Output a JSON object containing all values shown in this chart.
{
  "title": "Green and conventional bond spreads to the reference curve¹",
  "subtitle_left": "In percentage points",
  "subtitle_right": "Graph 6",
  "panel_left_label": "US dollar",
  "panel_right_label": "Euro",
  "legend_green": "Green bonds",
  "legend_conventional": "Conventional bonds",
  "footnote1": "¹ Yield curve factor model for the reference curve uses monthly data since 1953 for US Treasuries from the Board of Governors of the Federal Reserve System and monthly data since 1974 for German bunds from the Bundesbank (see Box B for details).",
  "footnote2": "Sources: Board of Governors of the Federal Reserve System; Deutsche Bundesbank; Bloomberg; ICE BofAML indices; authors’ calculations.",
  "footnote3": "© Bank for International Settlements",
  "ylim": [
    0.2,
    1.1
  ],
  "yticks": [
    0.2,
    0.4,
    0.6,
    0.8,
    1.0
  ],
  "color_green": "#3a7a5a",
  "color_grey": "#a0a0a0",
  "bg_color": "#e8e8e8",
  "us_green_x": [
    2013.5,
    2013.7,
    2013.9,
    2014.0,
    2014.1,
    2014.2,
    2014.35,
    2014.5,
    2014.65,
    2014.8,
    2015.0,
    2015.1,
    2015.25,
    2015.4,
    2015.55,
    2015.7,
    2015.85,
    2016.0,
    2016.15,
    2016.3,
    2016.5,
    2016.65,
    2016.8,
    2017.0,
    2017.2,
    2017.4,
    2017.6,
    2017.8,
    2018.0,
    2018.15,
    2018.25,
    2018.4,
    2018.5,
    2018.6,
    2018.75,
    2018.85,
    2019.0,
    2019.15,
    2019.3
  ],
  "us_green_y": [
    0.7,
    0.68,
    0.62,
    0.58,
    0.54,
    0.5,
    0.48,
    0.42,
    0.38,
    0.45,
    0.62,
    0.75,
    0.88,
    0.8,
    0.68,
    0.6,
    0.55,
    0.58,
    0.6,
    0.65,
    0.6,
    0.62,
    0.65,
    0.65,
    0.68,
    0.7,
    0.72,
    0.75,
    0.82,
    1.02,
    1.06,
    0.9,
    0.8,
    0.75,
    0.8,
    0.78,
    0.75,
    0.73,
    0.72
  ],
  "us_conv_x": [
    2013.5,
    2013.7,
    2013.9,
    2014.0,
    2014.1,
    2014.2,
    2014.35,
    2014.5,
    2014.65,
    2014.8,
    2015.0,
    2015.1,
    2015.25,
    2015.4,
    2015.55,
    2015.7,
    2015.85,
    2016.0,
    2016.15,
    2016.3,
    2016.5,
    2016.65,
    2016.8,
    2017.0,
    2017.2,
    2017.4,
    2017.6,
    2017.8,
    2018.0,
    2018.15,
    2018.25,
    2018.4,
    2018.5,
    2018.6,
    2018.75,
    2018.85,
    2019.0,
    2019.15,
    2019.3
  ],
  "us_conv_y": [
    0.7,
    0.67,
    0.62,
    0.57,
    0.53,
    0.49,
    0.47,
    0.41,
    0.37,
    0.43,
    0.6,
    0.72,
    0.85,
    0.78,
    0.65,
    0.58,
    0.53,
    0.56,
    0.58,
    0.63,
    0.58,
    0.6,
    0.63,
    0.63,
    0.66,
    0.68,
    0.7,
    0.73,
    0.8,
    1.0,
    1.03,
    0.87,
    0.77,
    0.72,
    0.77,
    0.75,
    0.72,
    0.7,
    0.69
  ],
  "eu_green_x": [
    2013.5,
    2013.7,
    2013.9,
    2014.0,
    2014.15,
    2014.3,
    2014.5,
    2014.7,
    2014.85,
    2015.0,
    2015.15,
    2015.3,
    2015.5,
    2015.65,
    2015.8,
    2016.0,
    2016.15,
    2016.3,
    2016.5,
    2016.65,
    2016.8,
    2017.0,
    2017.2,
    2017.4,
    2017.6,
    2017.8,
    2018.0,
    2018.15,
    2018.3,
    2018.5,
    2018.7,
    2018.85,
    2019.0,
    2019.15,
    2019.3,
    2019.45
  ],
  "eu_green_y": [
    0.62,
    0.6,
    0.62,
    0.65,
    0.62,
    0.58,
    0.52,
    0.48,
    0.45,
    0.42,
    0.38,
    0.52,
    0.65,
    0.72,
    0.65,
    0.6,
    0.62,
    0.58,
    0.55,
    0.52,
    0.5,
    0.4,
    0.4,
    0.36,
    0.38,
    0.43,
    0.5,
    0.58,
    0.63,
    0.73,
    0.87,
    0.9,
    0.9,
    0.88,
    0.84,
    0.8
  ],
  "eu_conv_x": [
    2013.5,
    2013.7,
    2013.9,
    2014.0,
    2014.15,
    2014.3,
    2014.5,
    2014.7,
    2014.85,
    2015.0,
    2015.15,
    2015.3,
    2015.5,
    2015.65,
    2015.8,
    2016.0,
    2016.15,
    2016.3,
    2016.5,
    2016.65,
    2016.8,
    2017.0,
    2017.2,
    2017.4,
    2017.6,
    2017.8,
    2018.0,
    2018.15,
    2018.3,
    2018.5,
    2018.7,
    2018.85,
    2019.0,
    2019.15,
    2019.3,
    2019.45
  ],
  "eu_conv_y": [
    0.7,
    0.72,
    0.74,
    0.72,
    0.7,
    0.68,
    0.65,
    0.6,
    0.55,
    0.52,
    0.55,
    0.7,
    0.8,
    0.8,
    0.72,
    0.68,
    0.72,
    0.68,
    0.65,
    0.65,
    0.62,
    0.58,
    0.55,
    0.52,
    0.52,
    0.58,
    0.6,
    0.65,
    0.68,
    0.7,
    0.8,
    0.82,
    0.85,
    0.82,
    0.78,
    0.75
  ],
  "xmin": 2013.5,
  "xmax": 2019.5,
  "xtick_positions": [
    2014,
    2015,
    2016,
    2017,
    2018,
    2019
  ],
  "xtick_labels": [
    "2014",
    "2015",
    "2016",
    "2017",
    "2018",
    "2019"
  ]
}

□ □ □ □ □

Set down each entry again, unchanged.

▶ TASK ANSWER
Output a JSON object containing all values shown in this chart.
{
  "title": "Green and conventional bond spreads to the reference curve¹",
  "subtitle_left": "In percentage points",
  "subtitle_right": "Graph 6",
  "panel_left_label": "US dollar",
  "panel_right_label": "Euro",
  "legend_green": "Green bonds",
  "legend_conventional": "Conventional bonds",
  "footnote1": "¹ Yield curve factor model for the reference curve uses monthly data since 1953 for US Treasuries from the Board of Governors of the Federal Reserve System and monthly data since 1974 for German bunds from the Bundesbank (see Box B for details).",
  "footnote2": "Sources: Board of Governors of the Federal Reserve System; Deutsche Bundesbank; Bloomberg; ICE BofAML indices; authors’ calculations.",
  "footnote3": "© Bank for International Settlements",
  "ylim": [
    0.2,
    1.1
  ],
  "yticks": [
    0.2,
    0.4,
    0.6,
    0.8,
    1.0
  ],
  "color_green": "#3a7a5a",
  "color_grey": "#a0a0a0",
  "bg_color": "#e8e8e8",
  "us_green_x": [
    2013.5,
    2013.7,
    2013.9,
    2014.0,
    2014.1,
    2014.2,
    2014.35,
    2014.5,
    2014.65,
    2014.8,
    2015.0,
    2015.1,
    2015.25,
    2015.4,
    2015.55,
    2015.7,
    2015.85,
    2016.0,
    2016.15,
    2016.3,
    2016.5,
    2016.65,
    2016.8,
    2017.0,
    2017.2,
    2017.4,
    2017.6,
    2017.8,
    2018.0,
    2018.15,
    2018.25,
    2018.4,
    2018.5,
    2018.6,
    2018.75,
    2018.85,
    2019.0,
    2019.15,
    2019.3
  ],
  "us_green_y": [
    0.7,
    0.68,
    0.62,
    0.58,
    0.54,
    0.5,
    0.48,
    0.42,
    0.38,
    0.45,
    0.62,
    0.75,
    0.88,
    0.8,
    0.68,
    0.6,
    0.55,
    0.58,
    0.6,
    0.65,
    0.6,
    0.62,
    0.65,
    0.65,
    0.68,
    0.7,
    0.72,
    0.75,
    0.82,
    1.02,
    1.06,
    0.9,
    0.8,
    0.75,
    0.8,
    0.78,
    0.75,
    0.73,
    0.72
  ],
  "us_conv_x": [
    2013.5,
    2013.7,
    2013.9,
    2014.0,
    2014.1,
    2014.2,
    2014.35,
    2014.5,
    2014.65,
    2014.8,
    2015.0,
    2015.1,
    2015.25,
    2015.4,
    2015.55,
    2015.7,
    2015.85,
    2016.0,
    2016.15,
    2016.3,
    2016.5,
    2016.65,
    2016.8,
    2017.0,
    2017.2,
    2017.4,
    2017.6,
    2017.8,
    2018.0,
    2018.15,
    2018.25,
    2018.4,
    2018.5,
    2018.6,
    2018.75,
    2018.85,
    2019.0,
    2019.15,
    2019.3
  ],
  "us_conv_y": [
    0.7,
    0.67,
    0.62,
    0.57,
    0.53,
    0.49,
    0.47,
    0.41,
    0.37,
    0.43,
    0.6,
    0.72,
    0.85,
    0.78,
    0.65,
    0.58,
    0.53,
    0.56,
    0.58,
    0.63,
    0.58,
    0.6,
    0.63,
    0.63,
    0.66,
    0.68,
    0.7,
    0.73,
    0.8,
    1.0,
    1.03,
    0.87,
    0.77,
    0.72,
    0.77,
    0.75,
    0.72,
    0.7,
    0.69
  ],
  "eu_green_x": [
    2013.5,
    2013.7,
    2013.9,
    2014.0,
    2014.15,
    2014.3,
    2014.5,
    2014.7,
    2014.85,
    2015.0,
    2015.15,
    2015.3,
    2015.5,
    2015.65,
    2015.8,
    2016.0,
    2016.15,
    2016.3,
    2016.5,
    2016.65,
    2016.8,
    2017.0,
    2017.2,
    2017.4,
    2017.6,
    2017.8,
    2018.0,
    2018.15,
    2018.3,
    2018.5,
    2018.7,
    2018.85,
    2019.0,
    2019.15,
    2019.3,
    2019.45
  ],
  "eu_green_y": [
    0.62,
    0.6,
    0.62,
    0.65,
    0.62,
    0.58,
    0.52,
    0.48,
    0.45,
    0.42,
    0.38,
    0.52,
    0.65,
    0.72,
    0.65,
    0.6,
    0.62,
    0.58,
    0.55,
    0.52,
    0.5,
    0.4,
    0.4,
    0.36,
    0.38,
    0.43,
    0.5,
    0.58,
    0.63,
    0.73,
    0.87,
    0.9,
    0.9,
    0.88,
    0.84,
    0.8
  ],
  "eu_conv_x": [
    2013.5,
    2013.7,
    2013.9,
    2014.0,
    2014.15,
    2014.3,
    2014.5,
    2014.7,
    2014.85,
    2015.0,
    2015.15,
    2015.3,
    2015.5,
    2015.65,
    2015.8,
    2016.0,
    2016.15,
    2016.3,
    2016.5,
    2016.65,
    2016.8,
    2017.0,
    2017.2,
    2017.4,
    2017.6,
    2017.8,
    2018.0,
    2018.15,
    2018.3,
    2018.5,
    2018.7,
    2018.85,
    2019.0,
    2019.15,
    2019.3,
    2019.45
  ],
  "eu_conv_y": [
    0.7,
    0.72,
    0.74,
    0.72,
    0.7,
    0.68,
    0.65,
    0.6,
    0.55,
    0.52,
    0.55,
    0.7,
    0.8,
    0.8,
    0.72,
    0.68,
    0.72,
    0.68,
    0.65,
    0.65,
    0.62,
    0.58,
    0.55,
    0.52,
    0.52,
    0.58,
    0.6,
    0.65,
    0.68,
    0.7,
    0.8,
    0.82,
    0.85,
    0.82,
    0.78,
    0.75
  ],
  "xmin": 2013.5,
  "xmax": 2019.5,
  "xtick_positions": [
    2014,
    2015,
    2016,
    2017,
    2018,
    2019
  ],
  "xtick_labels": [
    "2014",
    "2015",
    "2016",
    "2017",
    "2018",
    "2019"
  ]
}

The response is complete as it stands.